GOAL
Please copy the records below line for line, leaving out the pictures.

TASK DATA
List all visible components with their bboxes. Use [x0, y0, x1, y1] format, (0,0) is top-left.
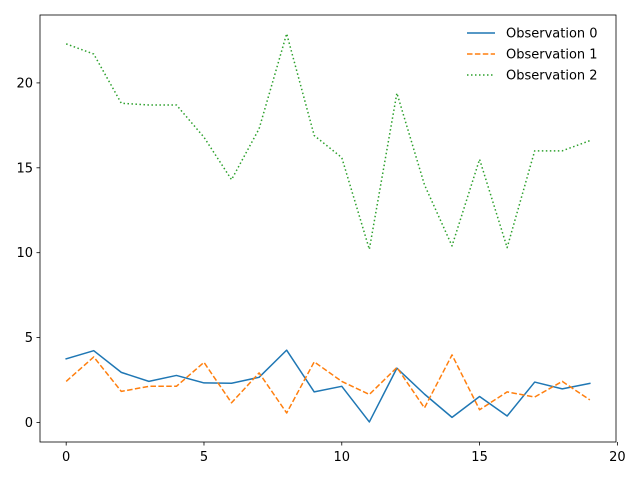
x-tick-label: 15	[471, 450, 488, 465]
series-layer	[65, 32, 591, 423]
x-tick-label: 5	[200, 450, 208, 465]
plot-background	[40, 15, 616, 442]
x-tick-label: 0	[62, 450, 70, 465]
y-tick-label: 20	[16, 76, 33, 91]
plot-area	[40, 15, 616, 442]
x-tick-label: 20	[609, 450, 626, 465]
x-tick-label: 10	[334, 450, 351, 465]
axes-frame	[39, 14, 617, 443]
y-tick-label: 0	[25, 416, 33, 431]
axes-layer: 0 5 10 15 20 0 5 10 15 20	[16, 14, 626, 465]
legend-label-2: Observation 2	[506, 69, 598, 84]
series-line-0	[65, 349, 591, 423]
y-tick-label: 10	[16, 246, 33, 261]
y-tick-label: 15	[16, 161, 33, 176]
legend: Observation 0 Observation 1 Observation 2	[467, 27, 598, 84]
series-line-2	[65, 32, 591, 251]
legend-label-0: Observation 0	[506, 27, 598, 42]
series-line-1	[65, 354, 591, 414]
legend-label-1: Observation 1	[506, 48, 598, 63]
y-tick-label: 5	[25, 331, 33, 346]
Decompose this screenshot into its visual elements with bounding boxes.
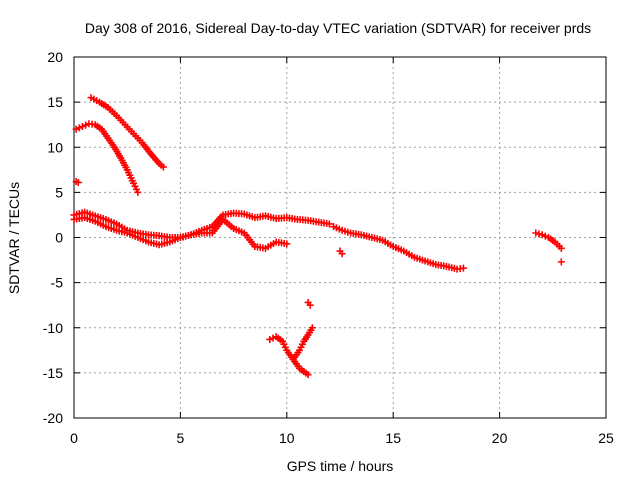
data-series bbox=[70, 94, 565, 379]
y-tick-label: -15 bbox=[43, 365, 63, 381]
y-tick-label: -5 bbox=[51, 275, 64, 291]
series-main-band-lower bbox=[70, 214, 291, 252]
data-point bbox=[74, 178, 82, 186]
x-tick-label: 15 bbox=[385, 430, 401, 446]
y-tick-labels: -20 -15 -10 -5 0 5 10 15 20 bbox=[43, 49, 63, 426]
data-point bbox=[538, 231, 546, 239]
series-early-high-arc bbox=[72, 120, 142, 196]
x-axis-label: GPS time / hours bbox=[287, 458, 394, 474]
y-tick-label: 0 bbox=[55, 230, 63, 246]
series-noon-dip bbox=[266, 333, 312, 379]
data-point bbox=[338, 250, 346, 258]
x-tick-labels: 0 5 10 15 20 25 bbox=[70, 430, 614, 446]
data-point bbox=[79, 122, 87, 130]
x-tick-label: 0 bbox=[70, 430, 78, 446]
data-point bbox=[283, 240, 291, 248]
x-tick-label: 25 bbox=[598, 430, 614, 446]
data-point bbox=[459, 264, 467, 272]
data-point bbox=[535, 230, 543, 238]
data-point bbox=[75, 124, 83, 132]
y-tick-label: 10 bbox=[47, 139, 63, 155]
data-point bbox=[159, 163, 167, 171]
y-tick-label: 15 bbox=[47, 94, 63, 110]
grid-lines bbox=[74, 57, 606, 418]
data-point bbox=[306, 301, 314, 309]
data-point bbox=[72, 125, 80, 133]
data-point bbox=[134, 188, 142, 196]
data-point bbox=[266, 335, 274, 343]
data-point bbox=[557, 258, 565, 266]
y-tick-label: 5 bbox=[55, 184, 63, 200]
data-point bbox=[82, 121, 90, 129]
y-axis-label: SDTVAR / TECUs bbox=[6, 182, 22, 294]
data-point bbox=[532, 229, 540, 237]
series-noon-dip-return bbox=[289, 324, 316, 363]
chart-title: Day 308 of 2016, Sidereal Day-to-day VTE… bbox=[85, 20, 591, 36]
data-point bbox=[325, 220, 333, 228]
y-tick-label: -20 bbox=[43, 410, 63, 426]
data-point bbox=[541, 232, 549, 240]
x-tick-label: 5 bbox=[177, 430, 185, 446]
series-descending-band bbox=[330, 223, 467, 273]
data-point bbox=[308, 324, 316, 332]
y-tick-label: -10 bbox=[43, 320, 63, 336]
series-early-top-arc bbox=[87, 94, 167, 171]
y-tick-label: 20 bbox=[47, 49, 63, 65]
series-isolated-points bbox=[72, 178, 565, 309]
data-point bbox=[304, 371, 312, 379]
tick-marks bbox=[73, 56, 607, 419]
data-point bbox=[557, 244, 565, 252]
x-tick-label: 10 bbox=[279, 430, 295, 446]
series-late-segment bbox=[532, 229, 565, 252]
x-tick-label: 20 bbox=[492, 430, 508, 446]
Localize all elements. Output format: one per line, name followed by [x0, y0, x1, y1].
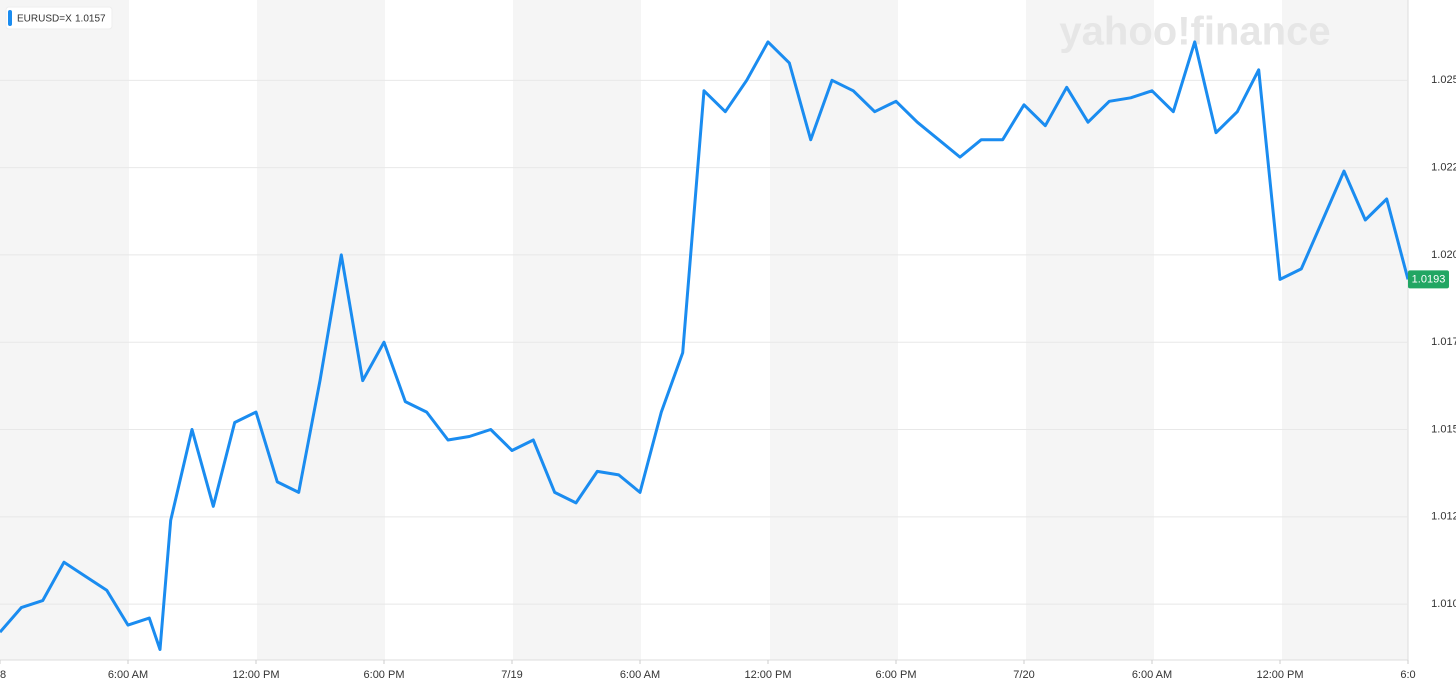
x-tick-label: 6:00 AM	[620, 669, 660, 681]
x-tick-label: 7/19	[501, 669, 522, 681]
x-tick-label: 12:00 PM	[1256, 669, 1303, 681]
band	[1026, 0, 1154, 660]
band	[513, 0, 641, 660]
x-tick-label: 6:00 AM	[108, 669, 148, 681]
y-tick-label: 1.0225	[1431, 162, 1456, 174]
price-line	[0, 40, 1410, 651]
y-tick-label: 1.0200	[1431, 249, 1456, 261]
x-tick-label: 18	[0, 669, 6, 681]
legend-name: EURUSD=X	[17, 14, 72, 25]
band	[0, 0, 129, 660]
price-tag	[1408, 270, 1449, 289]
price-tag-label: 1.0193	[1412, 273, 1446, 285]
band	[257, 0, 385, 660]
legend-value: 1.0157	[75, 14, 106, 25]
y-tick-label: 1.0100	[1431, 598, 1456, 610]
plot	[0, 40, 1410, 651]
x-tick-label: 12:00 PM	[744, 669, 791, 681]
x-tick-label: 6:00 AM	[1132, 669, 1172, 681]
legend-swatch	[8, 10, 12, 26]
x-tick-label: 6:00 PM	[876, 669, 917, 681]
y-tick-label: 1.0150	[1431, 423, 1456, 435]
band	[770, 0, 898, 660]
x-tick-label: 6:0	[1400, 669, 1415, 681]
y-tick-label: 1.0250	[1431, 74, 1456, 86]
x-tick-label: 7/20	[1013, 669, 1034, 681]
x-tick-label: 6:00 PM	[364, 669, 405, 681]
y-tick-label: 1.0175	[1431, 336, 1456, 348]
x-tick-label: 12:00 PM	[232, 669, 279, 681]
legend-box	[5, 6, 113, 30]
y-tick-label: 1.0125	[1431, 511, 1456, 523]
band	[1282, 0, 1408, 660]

RIGHT ANSWER
List all visible components with their bboxes. Use [x0, y0, x1, y1] format, (0,0) is top-left.
x-tick-label: 15	[471, 450, 488, 465]
series-layer	[65, 32, 591, 423]
x-tick-label: 5	[200, 450, 208, 465]
plot-background	[40, 15, 616, 442]
x-tick-label: 0	[62, 450, 70, 465]
y-tick-label: 20	[16, 76, 33, 91]
plot-area	[40, 15, 616, 442]
x-tick-label: 20	[609, 450, 626, 465]
x-tick-label: 10	[334, 450, 351, 465]
axes-frame	[39, 14, 617, 443]
y-tick-label: 0	[25, 416, 33, 431]
axes-layer: 0 5 10 15 20 0 5 10 15 20	[16, 14, 626, 465]
legend-label-2: Observation 2	[506, 69, 598, 84]
series-line-0	[65, 349, 591, 423]
y-tick-label: 10	[16, 246, 33, 261]
y-tick-label: 15	[16, 161, 33, 176]
legend: Observation 0 Observation 1 Observation 2	[467, 27, 598, 84]
series-line-2	[65, 32, 591, 251]
legend-label-0: Observation 0	[506, 27, 598, 42]
series-line-1	[65, 354, 591, 414]
legend-label-1: Observation 1	[506, 48, 598, 63]
y-tick-label: 5	[25, 331, 33, 346]
Decompose this screenshot into its visual elements with bounding boxes.
data-series bbox=[70, 94, 565, 379]
y-tick-label: -15 bbox=[43, 365, 63, 381]
y-tick-label: -5 bbox=[51, 275, 64, 291]
series-main-band-lower bbox=[70, 214, 291, 252]
data-point bbox=[74, 178, 82, 186]
x-tick-label: 15 bbox=[385, 430, 401, 446]
y-tick-labels: -20 -15 -10 -5 0 5 10 15 20 bbox=[43, 49, 63, 426]
data-point bbox=[538, 231, 546, 239]
series-early-high-arc bbox=[72, 120, 142, 196]
x-axis-label: GPS time / hours bbox=[287, 458, 394, 474]
y-tick-label: 0 bbox=[55, 230, 63, 246]
series-noon-dip bbox=[266, 333, 312, 379]
data-point bbox=[338, 250, 346, 258]
x-tick-labels: 0 5 10 15 20 25 bbox=[70, 430, 614, 446]
data-point bbox=[79, 122, 87, 130]
x-tick-label: 0 bbox=[70, 430, 78, 446]
data-point bbox=[283, 240, 291, 248]
x-tick-label: 25 bbox=[598, 430, 614, 446]
data-point bbox=[459, 264, 467, 272]
data-point bbox=[535, 230, 543, 238]
data-point bbox=[75, 124, 83, 132]
y-tick-label: 10 bbox=[47, 139, 63, 155]
data-point bbox=[159, 163, 167, 171]
y-tick-label: 15 bbox=[47, 94, 63, 110]
grid-lines bbox=[74, 57, 606, 418]
data-point bbox=[306, 301, 314, 309]
data-point bbox=[72, 125, 80, 133]
data-point bbox=[134, 188, 142, 196]
data-point bbox=[266, 335, 274, 343]
data-point bbox=[557, 258, 565, 266]
y-tick-label: 5 bbox=[55, 184, 63, 200]
data-point bbox=[82, 121, 90, 129]
y-axis-label: SDTVAR / TECUs bbox=[6, 182, 22, 294]
data-point bbox=[532, 229, 540, 237]
series-noon-dip-return bbox=[289, 324, 316, 363]
chart-title: Day 308 of 2016, Sidereal Day-to-day VTE… bbox=[85, 20, 591, 36]
data-point bbox=[325, 220, 333, 228]
y-tick-label: -20 bbox=[43, 410, 63, 426]
data-point bbox=[541, 232, 549, 240]
x-tick-label: 5 bbox=[177, 430, 185, 446]
series-descending-band bbox=[330, 223, 467, 273]
data-point bbox=[308, 324, 316, 332]
y-tick-label: -10 bbox=[43, 320, 63, 336]
series-early-top-arc bbox=[87, 94, 167, 171]
y-tick-label: 20 bbox=[47, 49, 63, 65]
series-isolated-points bbox=[72, 178, 565, 309]
data-point bbox=[304, 371, 312, 379]
tick-marks bbox=[73, 56, 607, 419]
data-point bbox=[557, 244, 565, 252]
x-tick-label: 10 bbox=[279, 430, 295, 446]
series-late-segment bbox=[532, 229, 565, 252]
x-tick-label: 20 bbox=[492, 430, 508, 446]
Localize all elements. Output format: one per line, name followed by [x0, y0, x1, y1].
x-tick-label: 6:00 AM	[620, 669, 660, 681]
x-tick-label: 7/19	[501, 669, 522, 681]
x-tick-label: 12:00 PM	[1256, 669, 1303, 681]
band	[1026, 0, 1154, 660]
band	[513, 0, 641, 660]
x-tick-label: 6:00 AM	[108, 669, 148, 681]
y-tick-label: 1.0225	[1431, 162, 1456, 174]
price-line	[0, 40, 1410, 651]
y-tick-label: 1.0200	[1431, 249, 1456, 261]
x-tick-label: 18	[0, 669, 6, 681]
legend-name: EURUSD=X	[17, 14, 72, 25]
band	[0, 0, 129, 660]
price-tag	[1408, 270, 1449, 289]
price-tag-label: 1.0193	[1412, 273, 1446, 285]
band	[257, 0, 385, 660]
legend-value: 1.0157	[75, 14, 106, 25]
y-tick-label: 1.0100	[1431, 598, 1456, 610]
plot	[0, 40, 1410, 651]
x-tick-label: 12:00 PM	[744, 669, 791, 681]
x-tick-label: 6:00 AM	[1132, 669, 1172, 681]
legend-swatch	[8, 10, 12, 26]
x-tick-label: 6:00 PM	[876, 669, 917, 681]
y-tick-label: 1.0150	[1431, 423, 1456, 435]
band	[770, 0, 898, 660]
x-tick-label: 6:0	[1400, 669, 1415, 681]
y-tick-label: 1.0250	[1431, 74, 1456, 86]
x-tick-label: 7/20	[1013, 669, 1034, 681]
x-tick-label: 6:00 PM	[364, 669, 405, 681]
y-tick-label: 1.0175	[1431, 336, 1456, 348]
x-tick-label: 12:00 PM	[232, 669, 279, 681]
legend-box	[5, 6, 113, 30]
y-tick-label: 1.0125	[1431, 511, 1456, 523]
band	[1282, 0, 1408, 660]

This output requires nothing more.